WORK REQUIRED: Please print every record below exactly as it appears.

A run of records
══════════
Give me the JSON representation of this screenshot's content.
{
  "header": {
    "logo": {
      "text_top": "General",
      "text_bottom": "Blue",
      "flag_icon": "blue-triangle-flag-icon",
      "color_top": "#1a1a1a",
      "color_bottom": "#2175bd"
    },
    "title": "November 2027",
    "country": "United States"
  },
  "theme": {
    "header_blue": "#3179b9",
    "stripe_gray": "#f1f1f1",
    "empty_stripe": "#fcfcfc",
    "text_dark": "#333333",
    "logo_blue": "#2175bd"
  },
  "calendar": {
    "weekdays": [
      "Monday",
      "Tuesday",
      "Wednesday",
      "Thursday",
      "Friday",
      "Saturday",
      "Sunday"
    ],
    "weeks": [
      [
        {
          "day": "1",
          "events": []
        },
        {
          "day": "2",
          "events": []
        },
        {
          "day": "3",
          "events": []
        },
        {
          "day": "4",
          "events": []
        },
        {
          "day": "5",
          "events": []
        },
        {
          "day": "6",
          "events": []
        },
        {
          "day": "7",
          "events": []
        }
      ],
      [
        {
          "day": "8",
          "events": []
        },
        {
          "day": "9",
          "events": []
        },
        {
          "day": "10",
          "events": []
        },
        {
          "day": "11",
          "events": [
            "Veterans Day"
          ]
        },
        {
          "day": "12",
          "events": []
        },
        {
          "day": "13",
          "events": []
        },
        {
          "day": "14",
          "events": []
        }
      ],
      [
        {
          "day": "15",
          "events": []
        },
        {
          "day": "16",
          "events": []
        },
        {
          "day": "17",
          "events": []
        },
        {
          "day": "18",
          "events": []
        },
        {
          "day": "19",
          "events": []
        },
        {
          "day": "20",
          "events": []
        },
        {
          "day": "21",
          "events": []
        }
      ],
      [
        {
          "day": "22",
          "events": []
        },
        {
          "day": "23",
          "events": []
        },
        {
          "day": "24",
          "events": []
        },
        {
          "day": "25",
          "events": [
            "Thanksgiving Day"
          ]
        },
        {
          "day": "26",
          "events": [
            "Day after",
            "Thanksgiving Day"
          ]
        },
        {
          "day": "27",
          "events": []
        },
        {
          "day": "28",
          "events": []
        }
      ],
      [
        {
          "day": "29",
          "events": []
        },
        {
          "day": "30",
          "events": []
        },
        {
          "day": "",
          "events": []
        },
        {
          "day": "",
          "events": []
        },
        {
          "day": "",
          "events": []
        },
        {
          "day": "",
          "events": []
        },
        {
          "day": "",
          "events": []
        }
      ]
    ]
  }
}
══════════
THE RESULT:
Give me the JSON representation of this screenshot's content.
{
  "header": {
    "logo": {
      "text_top": "General",
      "text_bottom": "Blue",
      "flag_icon": "blue-triangle-flag-icon",
      "color_top": "#1a1a1a",
      "color_bottom": "#2175bd"
    },
    "title": "November 2027",
    "country": "United States"
  },
  "theme": {
    "header_blue": "#3179b9",
    "stripe_gray": "#f1f1f1",
    "empty_stripe": "#fcfcfc",
    "text_dark": "#333333",
    "logo_blue": "#2175bd"
  },
  "calendar": {
    "weekdays": [
      "Monday",
      "Tuesday",
      "Wednesday",
      "Thursday",
      "Friday",
      "Saturday",
      "Sunday"
    ],
    "weeks": [
      [
        {
          "day": "1",
          "events": []
        },
        {
          "day": "2",
          "events": []
        },
        {
          "day": "3",
          "events": []
        },
        {
          "day": "4",
          "events": []
        },
        {
          "day": "5",
          "events": []
        },
        {
          "day": "6",
          "events": []
        },
        {
          "day": "7",
          "events": []
        }
      ],
      [
        {
          "day": "8",
          "events": []
        },
        {
          "day": "9",
          "events": []
        },
        {
          "day": "10",
          "events": []
        },
        {
          "day": "11",
          "events": [
            "Veterans Day"
          ]
        },
        {
          "day": "12",
          "events": []
        },
        {
          "day": "13",
          "events": []
        },
        {
          "day": "14",
          "events": []
        }
      ],
      [
        {
          "day": "15",
          "events": []
        },
        {
          "day": "16",
          "events": []
        },
        {
          "day": "17",
          "events": []
        },
        {
          "day": "18",
          "events": []
        },
        {
          "day": "19",
          "events": []
        },
        {
          "day": "20",
          "events": []
        },
        {
          "day": "21",
          "events": []
        }
      ],
      [
        {
          "day": "22",
          "events": []
        },
        {
          "day": "23",
          "events": []
        },
        {
          "day": "24",
          "events": []
        },
        {
          "day": "25",
          "events": [
            "Thanksgiving Day"
          ]
        },
        {
          "day": "26",
          "events": [
            "Day after",
            "Thanksgiving Day"
          ]
        },
        {
          "day": "27",
          "events": []
        },
        {
          "day": "28",
          "events": []
        }
      ],
      [
        {
          "day": "29",
          "events": []
        },
        {
          "day": "30",
          "events": []
        },
        {
          "day": "",
          "events": []
        },
        {
          "day": "",
          "events": []
        },
        {
          "day": "",
          "events": []
        },
        {
          "day": "",
          "events": []
        },
        {
          "day": "",
          "events": []
        }
      ]
    ]
  }
}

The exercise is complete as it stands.